— Start Entries —
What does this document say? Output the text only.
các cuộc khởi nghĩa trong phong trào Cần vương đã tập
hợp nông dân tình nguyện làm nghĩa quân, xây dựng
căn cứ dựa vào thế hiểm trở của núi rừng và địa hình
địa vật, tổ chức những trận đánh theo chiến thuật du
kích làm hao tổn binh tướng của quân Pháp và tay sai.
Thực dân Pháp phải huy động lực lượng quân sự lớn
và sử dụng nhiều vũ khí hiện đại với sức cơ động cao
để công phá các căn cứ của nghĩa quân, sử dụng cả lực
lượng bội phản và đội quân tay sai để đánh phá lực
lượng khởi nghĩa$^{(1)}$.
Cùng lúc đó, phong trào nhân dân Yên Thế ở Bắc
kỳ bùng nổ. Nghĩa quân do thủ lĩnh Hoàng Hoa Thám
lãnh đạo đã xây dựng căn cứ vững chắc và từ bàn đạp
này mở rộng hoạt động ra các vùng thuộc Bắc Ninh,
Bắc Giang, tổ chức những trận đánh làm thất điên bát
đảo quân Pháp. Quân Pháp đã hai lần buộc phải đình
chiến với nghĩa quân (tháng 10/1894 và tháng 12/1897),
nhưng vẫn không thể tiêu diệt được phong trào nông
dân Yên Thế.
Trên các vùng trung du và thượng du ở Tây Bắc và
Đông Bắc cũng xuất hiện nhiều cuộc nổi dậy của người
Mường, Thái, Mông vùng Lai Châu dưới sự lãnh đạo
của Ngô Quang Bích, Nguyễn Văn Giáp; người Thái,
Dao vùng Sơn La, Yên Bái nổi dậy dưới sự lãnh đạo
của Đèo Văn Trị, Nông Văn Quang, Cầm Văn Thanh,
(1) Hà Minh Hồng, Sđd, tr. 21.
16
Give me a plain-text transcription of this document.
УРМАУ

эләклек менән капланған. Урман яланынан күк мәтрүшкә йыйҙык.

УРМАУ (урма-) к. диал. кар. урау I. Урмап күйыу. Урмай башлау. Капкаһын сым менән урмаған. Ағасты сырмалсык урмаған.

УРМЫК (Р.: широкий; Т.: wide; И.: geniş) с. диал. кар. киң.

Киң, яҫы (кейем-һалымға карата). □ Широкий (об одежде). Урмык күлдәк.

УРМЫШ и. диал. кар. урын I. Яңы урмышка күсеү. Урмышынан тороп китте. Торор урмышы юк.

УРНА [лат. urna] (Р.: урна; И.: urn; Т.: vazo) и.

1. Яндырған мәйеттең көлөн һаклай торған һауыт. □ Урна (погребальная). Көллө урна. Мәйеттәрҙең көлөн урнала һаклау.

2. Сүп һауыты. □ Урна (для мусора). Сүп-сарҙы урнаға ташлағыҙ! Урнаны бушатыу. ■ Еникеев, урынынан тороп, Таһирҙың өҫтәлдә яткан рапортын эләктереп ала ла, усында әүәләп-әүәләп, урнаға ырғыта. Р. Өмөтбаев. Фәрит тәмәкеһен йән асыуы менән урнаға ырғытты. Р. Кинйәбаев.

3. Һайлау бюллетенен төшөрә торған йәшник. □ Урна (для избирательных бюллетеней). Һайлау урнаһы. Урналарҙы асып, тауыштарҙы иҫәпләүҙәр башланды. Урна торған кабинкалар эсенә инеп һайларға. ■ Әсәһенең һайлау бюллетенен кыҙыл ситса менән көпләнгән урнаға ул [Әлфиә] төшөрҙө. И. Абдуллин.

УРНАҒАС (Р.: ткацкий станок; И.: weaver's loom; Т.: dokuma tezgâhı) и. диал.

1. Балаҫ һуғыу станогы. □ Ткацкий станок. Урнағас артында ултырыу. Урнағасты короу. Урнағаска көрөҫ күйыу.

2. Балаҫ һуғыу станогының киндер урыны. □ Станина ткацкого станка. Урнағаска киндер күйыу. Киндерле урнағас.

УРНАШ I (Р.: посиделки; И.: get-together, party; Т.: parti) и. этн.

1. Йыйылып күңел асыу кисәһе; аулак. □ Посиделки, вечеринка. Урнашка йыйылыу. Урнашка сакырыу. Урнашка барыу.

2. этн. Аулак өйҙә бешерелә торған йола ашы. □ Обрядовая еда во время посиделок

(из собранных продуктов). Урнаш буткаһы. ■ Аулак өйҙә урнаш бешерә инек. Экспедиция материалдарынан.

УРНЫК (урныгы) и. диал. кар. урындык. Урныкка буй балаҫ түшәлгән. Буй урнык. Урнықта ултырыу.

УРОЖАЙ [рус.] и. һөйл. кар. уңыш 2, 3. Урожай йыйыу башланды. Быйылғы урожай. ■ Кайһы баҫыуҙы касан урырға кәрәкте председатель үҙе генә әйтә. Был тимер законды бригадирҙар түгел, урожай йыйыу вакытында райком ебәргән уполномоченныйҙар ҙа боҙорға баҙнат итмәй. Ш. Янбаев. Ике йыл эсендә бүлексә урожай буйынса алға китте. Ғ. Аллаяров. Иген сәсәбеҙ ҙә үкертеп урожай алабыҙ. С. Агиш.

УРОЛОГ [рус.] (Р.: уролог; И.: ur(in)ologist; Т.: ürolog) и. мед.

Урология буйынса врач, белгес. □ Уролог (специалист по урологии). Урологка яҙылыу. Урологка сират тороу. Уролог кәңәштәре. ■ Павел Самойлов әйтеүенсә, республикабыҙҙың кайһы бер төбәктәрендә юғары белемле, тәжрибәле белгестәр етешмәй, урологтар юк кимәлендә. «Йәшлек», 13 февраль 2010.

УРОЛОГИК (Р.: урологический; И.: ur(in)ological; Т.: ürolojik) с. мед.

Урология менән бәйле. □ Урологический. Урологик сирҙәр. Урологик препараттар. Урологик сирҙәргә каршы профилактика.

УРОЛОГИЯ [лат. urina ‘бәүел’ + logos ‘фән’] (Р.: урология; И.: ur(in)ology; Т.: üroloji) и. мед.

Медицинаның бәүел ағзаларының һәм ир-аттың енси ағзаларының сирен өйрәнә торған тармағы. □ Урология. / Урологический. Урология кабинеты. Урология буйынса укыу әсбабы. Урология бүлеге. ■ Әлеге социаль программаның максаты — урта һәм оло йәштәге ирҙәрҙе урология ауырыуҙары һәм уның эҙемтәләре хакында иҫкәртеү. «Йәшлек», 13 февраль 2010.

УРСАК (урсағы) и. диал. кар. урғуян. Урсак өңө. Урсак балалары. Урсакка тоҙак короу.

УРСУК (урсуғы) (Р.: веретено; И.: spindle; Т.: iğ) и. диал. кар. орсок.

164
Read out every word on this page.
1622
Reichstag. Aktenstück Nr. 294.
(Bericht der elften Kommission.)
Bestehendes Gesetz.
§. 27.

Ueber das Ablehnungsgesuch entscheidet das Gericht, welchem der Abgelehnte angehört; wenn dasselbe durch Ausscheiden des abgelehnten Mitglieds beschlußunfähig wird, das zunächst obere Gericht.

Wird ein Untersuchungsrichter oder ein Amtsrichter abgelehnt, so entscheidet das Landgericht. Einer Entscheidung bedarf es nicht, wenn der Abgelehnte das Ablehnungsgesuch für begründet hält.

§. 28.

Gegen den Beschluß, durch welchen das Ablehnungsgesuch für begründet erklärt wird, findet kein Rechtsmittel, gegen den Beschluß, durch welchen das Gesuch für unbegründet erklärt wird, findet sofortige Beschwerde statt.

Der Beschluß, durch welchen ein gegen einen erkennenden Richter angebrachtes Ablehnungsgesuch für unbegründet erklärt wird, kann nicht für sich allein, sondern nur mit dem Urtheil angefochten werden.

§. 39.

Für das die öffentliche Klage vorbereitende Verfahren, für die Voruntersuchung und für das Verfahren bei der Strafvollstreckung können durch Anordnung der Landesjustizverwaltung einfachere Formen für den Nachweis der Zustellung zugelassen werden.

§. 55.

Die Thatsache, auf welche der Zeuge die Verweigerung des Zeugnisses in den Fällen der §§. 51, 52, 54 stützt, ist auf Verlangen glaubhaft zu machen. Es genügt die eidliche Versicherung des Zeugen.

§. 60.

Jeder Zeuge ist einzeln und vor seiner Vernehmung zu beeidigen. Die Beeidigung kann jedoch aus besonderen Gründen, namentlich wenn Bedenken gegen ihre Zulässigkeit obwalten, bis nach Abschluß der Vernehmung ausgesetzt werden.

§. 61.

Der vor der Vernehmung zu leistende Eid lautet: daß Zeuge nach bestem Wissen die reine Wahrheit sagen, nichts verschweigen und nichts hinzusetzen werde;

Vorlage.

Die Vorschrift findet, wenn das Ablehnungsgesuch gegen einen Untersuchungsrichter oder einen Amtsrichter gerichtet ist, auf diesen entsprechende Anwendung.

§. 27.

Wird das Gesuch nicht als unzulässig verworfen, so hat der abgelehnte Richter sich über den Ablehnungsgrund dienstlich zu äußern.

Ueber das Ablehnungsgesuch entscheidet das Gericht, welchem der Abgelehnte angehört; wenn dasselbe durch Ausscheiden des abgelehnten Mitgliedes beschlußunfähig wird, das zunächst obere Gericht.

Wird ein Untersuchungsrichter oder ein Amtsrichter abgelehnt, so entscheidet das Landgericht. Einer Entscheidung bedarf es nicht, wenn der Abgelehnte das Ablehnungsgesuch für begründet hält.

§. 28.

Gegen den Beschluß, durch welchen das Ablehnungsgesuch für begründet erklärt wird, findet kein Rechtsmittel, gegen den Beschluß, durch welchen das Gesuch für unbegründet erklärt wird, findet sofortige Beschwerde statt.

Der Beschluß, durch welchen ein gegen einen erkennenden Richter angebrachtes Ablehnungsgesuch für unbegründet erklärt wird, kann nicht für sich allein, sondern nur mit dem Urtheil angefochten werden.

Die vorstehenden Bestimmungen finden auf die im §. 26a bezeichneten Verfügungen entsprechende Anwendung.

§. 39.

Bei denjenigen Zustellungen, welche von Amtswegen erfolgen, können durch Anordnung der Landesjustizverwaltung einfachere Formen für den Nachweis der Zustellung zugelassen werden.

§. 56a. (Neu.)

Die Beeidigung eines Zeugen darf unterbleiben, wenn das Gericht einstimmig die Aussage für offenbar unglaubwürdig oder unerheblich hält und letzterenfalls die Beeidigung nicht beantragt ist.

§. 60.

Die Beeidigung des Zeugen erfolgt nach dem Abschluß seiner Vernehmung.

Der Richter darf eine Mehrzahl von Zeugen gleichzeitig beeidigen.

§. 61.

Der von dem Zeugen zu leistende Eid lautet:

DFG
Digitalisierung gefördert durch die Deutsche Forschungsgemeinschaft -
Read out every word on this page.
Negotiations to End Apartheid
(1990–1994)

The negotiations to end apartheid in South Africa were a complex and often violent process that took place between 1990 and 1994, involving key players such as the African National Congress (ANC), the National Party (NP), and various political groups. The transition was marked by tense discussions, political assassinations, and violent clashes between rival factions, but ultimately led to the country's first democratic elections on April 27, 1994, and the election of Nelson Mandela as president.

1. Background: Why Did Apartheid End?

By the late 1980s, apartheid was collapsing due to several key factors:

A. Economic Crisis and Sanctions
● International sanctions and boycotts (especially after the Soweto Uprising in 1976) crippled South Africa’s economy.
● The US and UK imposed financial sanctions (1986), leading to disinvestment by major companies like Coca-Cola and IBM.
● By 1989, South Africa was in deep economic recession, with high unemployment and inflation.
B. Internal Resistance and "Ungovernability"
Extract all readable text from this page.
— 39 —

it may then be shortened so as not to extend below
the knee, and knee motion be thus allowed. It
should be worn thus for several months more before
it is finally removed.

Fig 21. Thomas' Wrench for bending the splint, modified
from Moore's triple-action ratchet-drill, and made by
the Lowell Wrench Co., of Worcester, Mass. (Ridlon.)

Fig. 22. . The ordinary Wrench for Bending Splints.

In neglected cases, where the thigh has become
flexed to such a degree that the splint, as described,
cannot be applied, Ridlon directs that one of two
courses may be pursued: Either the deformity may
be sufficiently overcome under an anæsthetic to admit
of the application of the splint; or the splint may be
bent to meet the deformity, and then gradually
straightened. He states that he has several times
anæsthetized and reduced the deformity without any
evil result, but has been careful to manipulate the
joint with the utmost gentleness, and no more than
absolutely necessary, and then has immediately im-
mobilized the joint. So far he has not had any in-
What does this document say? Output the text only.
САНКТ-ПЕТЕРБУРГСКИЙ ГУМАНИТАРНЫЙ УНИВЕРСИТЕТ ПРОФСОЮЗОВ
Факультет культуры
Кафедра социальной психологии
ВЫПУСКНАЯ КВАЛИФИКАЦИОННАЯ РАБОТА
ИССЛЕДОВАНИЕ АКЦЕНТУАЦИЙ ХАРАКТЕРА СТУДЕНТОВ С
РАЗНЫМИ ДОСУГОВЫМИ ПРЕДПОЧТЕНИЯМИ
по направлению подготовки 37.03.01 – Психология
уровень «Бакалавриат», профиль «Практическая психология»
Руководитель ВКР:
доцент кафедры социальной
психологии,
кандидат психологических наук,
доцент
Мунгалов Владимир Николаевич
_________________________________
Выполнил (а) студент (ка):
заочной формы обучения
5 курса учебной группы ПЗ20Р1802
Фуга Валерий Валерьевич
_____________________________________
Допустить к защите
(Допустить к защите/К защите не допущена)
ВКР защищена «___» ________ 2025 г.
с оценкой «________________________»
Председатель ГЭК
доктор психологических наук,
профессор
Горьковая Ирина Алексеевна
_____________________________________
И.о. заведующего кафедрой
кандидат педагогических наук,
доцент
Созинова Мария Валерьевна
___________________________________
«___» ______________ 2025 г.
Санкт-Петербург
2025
— End Entries —
Task statement
Identify each line holding the string "lượng", and copy it out.

Task result
Thực dân Pháp phải huy động lực lượng quân sự lớn
lượng bội phản và đội quân tay sai để đánh phá lực
lượng khởi nghĩa$^{(1)}$.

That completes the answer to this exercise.